[Saved entries]
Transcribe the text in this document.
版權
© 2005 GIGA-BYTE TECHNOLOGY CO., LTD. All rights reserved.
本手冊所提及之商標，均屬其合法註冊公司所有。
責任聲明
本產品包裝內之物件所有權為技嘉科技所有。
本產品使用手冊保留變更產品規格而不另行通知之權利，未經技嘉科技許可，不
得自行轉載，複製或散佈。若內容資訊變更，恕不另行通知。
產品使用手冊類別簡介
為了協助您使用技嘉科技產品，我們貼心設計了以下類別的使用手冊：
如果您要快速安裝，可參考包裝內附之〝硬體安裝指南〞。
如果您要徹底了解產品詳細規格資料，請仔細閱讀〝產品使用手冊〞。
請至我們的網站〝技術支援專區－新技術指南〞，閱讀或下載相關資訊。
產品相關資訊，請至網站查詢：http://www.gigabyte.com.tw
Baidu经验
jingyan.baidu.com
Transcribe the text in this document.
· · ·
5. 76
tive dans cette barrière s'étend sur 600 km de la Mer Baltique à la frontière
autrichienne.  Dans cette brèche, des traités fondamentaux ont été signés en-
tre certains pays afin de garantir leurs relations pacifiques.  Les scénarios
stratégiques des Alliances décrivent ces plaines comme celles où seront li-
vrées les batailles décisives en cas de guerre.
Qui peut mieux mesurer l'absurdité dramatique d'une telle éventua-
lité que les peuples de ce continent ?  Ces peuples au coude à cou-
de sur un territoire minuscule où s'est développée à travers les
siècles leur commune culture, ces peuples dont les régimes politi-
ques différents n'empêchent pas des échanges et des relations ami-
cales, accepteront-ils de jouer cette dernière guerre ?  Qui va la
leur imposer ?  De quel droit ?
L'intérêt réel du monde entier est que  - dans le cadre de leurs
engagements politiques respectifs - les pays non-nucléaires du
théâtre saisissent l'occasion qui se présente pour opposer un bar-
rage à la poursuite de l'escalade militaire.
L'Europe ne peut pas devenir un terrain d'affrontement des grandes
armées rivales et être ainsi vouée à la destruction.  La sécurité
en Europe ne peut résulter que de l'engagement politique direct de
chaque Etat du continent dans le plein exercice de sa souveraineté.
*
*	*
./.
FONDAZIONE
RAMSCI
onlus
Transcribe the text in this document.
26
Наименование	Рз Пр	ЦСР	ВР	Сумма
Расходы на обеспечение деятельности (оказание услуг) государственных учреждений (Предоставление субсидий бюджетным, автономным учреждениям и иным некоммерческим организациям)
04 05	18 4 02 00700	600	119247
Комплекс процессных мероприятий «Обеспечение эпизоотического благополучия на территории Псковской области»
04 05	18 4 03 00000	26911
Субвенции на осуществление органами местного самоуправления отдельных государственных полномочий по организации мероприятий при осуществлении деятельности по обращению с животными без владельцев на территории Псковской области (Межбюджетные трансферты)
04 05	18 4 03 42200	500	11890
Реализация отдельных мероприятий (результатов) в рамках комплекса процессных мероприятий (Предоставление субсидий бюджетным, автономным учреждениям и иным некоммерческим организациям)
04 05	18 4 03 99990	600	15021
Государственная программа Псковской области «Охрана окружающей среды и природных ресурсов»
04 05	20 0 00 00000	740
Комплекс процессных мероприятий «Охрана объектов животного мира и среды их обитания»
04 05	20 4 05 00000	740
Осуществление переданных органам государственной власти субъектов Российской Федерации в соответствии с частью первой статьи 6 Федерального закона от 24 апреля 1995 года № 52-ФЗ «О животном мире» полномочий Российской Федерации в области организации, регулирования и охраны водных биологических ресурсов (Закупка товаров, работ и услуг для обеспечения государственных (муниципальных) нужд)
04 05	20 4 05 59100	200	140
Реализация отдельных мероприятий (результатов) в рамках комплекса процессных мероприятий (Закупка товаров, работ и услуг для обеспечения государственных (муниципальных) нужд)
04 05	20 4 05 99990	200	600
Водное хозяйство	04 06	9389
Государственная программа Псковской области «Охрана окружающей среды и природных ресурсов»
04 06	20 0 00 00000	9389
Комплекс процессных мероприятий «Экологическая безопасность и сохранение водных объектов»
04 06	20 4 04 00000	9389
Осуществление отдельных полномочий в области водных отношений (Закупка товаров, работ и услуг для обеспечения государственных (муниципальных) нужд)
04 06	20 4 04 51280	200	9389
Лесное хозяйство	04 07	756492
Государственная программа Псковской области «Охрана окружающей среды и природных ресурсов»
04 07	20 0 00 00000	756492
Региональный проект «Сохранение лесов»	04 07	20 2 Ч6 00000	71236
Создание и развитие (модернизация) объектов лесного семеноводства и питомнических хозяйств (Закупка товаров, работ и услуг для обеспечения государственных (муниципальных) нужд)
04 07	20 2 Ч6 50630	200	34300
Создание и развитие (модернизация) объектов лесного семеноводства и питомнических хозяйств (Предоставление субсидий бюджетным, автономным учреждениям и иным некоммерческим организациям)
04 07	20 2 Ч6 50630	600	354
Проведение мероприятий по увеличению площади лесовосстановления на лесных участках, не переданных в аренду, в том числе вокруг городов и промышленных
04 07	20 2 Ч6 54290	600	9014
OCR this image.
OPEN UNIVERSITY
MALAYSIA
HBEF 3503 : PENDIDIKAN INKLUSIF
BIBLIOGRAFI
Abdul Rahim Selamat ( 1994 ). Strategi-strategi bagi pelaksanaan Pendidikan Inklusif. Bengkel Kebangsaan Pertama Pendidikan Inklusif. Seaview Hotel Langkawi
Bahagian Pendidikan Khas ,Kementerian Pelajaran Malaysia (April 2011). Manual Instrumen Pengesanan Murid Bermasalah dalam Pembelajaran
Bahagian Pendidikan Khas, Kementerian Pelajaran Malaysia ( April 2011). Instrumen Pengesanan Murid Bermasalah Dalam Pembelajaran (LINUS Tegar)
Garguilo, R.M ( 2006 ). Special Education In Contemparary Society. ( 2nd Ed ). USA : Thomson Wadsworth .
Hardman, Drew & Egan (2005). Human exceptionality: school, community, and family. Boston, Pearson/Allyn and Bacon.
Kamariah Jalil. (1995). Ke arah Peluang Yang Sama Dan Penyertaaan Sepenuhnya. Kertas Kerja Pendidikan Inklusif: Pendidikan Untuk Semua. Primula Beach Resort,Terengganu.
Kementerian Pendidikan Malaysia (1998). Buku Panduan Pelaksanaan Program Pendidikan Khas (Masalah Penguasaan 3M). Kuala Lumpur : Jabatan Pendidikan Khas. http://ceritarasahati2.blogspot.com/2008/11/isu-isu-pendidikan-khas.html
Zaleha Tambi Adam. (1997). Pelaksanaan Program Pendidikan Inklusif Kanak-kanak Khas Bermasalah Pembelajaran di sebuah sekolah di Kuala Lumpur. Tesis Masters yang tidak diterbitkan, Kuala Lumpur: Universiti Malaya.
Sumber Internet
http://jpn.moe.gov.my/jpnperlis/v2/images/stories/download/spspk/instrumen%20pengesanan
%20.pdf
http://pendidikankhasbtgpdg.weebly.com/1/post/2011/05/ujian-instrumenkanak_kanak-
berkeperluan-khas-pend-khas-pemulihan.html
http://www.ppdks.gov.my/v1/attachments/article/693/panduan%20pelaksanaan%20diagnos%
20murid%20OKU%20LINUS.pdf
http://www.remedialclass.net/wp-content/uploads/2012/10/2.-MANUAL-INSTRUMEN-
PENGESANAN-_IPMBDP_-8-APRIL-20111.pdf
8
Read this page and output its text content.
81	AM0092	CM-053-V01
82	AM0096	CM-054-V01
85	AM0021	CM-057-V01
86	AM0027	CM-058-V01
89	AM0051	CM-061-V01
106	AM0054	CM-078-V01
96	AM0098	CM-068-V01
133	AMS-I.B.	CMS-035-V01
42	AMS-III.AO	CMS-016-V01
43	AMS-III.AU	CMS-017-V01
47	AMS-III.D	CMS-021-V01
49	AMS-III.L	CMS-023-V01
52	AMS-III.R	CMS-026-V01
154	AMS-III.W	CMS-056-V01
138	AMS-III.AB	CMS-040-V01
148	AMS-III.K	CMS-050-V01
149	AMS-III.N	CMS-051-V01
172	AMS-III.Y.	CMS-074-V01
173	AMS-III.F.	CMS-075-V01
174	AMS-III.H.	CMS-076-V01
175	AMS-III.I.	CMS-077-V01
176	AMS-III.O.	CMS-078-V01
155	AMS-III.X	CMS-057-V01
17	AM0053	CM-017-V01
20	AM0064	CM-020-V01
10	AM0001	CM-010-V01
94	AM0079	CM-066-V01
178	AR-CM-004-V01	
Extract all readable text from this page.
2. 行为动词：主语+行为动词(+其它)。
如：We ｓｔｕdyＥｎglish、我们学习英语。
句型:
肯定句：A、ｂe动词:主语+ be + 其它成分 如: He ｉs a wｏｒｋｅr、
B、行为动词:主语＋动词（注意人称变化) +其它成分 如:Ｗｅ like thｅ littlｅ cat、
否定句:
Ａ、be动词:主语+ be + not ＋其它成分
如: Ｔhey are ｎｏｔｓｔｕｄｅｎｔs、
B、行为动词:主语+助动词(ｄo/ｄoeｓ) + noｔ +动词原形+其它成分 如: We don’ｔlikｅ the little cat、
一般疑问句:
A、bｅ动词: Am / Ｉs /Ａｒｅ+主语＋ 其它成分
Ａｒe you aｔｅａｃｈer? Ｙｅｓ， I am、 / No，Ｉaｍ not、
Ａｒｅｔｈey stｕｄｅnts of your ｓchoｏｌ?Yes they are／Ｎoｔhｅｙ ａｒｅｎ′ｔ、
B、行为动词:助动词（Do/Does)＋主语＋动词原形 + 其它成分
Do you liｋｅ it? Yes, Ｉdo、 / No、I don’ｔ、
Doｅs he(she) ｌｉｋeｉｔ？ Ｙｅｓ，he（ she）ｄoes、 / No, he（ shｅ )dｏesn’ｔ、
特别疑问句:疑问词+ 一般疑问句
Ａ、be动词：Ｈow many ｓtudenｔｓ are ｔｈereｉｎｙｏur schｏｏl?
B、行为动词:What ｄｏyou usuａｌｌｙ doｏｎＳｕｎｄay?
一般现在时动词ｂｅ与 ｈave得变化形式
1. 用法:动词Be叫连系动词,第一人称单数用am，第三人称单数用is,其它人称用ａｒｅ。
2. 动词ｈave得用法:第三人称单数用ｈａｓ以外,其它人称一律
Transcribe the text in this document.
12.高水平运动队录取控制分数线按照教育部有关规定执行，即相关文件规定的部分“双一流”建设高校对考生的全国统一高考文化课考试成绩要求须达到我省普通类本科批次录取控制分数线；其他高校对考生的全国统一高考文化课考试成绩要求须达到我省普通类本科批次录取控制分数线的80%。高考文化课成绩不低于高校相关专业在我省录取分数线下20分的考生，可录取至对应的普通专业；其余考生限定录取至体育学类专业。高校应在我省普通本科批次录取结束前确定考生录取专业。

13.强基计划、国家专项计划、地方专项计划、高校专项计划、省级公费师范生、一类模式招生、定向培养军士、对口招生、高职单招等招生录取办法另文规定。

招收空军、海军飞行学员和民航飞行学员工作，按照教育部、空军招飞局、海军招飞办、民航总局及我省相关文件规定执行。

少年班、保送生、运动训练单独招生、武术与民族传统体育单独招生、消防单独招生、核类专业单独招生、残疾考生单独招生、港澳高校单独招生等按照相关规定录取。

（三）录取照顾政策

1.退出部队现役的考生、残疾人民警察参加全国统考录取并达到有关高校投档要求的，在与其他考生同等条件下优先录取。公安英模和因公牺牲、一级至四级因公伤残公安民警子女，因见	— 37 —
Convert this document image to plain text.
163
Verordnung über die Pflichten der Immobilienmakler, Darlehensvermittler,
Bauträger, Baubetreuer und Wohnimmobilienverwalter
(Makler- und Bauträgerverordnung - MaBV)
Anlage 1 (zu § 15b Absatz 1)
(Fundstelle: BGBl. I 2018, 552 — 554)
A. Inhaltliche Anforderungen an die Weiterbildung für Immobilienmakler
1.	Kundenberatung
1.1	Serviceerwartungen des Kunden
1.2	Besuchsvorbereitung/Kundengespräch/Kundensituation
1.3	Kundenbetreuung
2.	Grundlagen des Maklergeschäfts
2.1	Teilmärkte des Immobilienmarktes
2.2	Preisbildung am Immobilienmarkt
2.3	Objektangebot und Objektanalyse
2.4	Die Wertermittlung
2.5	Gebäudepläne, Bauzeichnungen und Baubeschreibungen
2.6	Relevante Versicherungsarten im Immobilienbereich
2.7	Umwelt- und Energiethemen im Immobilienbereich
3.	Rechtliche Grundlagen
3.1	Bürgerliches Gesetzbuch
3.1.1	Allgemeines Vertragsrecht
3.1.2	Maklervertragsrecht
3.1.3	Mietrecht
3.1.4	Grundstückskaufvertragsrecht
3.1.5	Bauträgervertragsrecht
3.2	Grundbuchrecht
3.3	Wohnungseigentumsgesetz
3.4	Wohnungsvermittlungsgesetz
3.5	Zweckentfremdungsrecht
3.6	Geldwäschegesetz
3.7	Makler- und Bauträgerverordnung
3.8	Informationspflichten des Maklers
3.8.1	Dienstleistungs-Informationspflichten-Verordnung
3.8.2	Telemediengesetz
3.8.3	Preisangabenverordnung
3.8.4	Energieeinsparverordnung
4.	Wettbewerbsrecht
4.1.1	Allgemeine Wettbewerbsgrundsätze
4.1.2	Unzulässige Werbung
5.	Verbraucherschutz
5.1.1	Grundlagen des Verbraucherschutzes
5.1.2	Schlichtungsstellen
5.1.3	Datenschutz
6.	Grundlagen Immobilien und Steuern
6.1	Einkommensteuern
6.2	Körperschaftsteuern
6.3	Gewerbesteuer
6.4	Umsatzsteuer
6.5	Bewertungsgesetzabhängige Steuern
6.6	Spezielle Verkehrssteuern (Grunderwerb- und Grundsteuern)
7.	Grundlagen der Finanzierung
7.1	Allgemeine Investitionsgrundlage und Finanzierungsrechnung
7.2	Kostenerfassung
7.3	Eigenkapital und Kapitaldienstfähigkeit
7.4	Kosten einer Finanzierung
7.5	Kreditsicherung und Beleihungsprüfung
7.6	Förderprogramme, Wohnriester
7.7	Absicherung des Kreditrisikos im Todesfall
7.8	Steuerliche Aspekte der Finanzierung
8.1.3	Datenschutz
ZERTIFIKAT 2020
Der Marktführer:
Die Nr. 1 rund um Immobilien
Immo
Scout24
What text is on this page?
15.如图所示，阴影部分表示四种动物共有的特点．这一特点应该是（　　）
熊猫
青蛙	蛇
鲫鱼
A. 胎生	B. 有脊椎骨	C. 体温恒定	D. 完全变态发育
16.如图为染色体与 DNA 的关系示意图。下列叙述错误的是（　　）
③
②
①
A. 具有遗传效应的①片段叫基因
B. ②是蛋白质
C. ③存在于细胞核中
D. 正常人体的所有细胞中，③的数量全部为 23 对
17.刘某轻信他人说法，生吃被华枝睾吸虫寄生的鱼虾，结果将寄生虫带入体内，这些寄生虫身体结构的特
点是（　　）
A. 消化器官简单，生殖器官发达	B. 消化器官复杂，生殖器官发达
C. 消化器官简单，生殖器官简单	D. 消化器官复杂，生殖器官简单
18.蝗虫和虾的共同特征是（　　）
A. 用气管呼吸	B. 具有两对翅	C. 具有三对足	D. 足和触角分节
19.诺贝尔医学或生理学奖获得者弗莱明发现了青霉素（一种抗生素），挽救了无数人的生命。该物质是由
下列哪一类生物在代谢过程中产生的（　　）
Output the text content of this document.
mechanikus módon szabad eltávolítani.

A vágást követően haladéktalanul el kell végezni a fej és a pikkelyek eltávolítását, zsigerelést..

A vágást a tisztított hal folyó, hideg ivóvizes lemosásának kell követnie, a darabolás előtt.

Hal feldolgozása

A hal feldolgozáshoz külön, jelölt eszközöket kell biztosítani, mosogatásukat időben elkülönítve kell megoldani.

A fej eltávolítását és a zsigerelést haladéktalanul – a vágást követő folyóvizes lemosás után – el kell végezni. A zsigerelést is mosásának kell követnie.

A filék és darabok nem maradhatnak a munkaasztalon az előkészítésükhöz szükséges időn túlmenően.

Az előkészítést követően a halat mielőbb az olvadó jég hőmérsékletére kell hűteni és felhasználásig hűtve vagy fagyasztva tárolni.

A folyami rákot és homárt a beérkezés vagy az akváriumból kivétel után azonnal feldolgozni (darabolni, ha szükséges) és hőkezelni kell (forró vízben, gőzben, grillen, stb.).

_DIRECTION_
Tally the lines of the preceding listing in which the word "动词原形" appears; state nothing but the total.

_RESULT BELOW_
2